• What to produce:
In the listing below, locate the lines bearing the word "Knitted". Copy every one of them.

* * *

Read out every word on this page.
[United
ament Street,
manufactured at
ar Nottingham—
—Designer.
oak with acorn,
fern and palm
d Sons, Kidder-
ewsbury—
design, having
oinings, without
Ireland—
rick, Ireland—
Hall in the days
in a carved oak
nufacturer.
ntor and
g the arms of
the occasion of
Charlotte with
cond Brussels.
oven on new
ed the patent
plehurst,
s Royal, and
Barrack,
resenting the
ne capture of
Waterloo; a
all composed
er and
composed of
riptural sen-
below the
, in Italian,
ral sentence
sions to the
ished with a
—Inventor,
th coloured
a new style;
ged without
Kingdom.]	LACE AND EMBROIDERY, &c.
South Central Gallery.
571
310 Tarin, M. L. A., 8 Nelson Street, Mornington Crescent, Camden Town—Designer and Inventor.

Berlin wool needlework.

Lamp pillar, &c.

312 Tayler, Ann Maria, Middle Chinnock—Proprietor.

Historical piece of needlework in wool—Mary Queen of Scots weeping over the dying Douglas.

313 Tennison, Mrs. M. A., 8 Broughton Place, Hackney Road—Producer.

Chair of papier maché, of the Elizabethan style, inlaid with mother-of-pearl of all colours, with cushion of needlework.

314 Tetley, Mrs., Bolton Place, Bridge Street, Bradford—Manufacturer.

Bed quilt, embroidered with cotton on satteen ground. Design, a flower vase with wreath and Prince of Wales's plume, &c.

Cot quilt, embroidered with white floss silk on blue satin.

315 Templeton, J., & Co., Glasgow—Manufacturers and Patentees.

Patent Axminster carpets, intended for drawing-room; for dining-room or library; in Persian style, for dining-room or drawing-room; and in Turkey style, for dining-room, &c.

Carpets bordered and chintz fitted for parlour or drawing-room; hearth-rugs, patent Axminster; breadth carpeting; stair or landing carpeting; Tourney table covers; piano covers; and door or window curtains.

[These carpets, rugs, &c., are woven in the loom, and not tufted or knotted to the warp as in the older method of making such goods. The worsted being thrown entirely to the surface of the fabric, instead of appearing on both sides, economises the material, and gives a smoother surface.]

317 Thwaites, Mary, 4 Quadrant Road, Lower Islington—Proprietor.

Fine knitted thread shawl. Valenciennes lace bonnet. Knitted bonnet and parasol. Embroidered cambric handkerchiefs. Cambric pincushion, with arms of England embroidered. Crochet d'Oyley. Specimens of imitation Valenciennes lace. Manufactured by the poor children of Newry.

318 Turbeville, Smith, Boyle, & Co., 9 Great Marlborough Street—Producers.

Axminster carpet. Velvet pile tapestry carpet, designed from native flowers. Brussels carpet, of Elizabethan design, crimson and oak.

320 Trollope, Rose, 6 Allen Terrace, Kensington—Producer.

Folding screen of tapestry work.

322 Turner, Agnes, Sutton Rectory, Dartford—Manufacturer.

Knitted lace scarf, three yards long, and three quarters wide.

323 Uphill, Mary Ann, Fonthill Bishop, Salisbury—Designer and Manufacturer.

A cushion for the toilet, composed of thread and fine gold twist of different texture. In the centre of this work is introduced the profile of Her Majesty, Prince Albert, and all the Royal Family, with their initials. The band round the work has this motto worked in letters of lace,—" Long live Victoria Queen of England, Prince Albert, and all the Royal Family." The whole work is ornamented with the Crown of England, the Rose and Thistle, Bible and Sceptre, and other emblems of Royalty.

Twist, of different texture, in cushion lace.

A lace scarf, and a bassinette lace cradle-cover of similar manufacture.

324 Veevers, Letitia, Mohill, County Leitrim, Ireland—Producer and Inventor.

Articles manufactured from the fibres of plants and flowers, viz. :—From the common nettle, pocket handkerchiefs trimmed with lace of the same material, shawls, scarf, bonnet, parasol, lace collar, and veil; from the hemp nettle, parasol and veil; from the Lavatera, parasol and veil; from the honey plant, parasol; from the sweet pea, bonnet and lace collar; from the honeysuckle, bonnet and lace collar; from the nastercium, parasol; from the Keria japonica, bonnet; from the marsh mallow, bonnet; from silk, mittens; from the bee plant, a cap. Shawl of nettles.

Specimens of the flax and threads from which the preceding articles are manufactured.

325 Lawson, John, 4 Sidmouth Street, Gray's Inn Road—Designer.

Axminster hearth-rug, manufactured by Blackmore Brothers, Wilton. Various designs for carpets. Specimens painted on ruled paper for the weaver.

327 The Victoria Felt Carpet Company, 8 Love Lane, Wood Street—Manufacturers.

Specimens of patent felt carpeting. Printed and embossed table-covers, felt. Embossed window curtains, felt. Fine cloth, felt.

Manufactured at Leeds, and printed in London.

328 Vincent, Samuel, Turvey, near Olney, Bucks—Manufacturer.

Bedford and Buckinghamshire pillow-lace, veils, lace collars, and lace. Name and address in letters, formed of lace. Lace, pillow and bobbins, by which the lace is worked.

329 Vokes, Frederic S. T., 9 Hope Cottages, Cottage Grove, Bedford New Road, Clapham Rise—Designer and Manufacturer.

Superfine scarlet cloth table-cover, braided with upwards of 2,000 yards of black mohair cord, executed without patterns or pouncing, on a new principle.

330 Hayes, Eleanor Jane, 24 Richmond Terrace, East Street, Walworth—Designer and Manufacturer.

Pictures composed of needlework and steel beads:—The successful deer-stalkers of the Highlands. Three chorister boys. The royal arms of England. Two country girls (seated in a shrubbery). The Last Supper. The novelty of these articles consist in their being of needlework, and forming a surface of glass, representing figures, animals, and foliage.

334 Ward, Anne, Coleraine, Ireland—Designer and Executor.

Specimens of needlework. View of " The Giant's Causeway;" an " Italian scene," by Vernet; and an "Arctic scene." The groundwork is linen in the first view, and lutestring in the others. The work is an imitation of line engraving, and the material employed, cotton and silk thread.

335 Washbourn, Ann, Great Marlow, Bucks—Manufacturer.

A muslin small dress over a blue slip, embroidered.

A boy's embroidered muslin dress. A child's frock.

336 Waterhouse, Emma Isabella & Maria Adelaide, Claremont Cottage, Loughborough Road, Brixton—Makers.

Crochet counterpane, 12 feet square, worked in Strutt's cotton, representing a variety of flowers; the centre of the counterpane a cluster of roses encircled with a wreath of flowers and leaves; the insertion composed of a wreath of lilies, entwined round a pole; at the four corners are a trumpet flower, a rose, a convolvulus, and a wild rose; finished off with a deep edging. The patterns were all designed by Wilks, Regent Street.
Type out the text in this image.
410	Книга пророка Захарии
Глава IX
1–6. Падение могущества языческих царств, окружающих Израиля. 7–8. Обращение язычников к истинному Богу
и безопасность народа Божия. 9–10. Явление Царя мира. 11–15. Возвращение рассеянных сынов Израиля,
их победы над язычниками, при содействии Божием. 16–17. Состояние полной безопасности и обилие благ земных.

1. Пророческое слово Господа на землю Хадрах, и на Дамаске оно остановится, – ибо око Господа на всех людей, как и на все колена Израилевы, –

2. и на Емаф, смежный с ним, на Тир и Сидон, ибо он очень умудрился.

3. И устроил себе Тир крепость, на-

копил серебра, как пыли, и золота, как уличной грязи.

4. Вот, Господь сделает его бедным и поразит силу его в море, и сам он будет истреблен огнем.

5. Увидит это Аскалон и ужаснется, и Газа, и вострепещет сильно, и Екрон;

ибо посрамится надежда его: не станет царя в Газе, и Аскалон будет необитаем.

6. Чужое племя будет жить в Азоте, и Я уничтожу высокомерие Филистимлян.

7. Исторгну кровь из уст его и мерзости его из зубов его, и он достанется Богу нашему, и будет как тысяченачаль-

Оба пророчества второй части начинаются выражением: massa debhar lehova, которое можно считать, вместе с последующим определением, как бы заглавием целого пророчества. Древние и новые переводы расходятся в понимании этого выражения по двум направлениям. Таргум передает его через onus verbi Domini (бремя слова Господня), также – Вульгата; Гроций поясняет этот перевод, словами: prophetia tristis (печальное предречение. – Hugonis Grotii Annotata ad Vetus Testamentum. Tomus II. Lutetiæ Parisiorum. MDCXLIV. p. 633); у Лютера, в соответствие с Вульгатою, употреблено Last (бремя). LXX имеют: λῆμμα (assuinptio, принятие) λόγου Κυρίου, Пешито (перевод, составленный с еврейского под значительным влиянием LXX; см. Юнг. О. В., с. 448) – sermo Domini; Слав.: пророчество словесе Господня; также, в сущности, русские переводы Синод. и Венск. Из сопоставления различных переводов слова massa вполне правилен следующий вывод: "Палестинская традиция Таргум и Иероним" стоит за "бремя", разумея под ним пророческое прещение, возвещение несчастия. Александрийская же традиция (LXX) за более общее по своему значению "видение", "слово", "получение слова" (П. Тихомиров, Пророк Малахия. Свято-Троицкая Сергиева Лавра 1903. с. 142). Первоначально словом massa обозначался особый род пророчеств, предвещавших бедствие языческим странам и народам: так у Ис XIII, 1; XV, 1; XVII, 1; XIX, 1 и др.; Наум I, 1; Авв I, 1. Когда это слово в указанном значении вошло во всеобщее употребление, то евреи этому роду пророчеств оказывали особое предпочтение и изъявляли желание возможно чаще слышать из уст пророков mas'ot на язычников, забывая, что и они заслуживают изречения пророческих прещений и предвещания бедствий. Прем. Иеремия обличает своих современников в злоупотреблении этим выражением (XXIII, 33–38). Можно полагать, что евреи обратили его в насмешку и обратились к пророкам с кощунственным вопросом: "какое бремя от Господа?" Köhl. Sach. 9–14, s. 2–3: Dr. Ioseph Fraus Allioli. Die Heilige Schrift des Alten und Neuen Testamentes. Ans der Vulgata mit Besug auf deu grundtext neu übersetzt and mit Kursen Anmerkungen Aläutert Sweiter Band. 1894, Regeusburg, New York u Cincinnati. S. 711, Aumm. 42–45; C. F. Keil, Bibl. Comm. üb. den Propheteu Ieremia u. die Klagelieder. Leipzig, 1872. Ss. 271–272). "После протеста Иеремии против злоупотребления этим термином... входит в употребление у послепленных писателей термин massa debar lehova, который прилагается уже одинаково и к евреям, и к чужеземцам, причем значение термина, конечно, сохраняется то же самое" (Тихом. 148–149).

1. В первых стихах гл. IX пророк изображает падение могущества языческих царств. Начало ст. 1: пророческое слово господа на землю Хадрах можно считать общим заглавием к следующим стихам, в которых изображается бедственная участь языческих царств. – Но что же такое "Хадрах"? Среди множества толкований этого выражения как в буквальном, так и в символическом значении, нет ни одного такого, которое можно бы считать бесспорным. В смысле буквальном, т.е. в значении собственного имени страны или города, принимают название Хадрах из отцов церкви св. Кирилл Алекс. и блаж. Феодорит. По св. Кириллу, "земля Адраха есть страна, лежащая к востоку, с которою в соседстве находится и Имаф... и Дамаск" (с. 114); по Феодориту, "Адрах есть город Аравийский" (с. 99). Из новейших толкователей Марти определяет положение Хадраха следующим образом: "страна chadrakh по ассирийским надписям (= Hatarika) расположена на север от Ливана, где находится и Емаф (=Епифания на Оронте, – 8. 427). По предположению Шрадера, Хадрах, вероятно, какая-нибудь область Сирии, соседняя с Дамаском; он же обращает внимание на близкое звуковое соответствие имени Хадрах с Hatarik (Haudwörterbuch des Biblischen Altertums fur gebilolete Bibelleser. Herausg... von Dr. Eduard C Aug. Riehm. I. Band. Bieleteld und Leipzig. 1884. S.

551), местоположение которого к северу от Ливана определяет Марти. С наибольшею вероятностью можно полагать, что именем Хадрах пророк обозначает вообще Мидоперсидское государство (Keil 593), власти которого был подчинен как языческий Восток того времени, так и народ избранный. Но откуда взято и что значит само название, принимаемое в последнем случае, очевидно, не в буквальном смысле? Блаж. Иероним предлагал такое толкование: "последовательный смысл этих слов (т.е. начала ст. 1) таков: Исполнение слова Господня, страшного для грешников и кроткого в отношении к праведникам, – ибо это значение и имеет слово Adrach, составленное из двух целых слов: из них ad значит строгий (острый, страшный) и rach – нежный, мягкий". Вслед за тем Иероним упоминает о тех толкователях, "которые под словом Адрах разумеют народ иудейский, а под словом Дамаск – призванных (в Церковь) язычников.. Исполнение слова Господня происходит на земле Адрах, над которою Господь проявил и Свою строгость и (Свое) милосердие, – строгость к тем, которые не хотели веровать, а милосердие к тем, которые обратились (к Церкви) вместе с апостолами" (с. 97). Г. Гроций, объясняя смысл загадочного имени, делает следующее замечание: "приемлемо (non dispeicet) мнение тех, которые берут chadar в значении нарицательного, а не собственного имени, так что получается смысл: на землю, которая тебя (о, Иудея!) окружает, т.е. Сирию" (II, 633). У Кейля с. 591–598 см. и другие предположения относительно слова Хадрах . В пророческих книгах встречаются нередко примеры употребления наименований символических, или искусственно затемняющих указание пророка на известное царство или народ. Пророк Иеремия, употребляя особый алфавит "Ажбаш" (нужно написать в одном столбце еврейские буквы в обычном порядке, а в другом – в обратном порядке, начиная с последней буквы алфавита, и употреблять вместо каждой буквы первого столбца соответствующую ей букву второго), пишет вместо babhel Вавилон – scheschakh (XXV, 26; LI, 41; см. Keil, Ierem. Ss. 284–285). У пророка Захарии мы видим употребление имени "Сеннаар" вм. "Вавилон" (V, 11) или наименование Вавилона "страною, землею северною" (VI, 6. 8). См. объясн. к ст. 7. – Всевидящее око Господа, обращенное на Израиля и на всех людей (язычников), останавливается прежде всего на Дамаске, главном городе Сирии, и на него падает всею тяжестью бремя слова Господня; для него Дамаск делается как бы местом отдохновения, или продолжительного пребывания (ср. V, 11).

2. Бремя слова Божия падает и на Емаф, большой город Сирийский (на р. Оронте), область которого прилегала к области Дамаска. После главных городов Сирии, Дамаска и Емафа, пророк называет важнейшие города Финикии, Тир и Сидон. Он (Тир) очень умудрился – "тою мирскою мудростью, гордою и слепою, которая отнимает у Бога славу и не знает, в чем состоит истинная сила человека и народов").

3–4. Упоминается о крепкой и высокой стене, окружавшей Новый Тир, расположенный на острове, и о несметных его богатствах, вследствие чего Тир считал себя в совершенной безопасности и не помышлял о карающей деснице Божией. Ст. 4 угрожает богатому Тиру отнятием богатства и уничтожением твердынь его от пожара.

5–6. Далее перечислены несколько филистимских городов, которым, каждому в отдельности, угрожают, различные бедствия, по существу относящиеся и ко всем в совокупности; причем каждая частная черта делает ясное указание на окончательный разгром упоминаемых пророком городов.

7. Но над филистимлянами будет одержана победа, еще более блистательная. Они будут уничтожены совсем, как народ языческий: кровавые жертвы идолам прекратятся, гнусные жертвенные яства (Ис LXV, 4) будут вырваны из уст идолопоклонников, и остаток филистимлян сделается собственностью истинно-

* * *

• Output for this exercise:
Fine knitted thread shawl. Valenciennes lace bonnet. Knitted bonnet and parasol. Embroidered cambric handkerchiefs. Cambric pincushion, with arms of England embroidered. Crochet d'Oyley. Specimens of imitation Valenciennes lace. Manufactured by the poor children of Newry.
Knitted lace scarf, three yards long, and three quarters wide.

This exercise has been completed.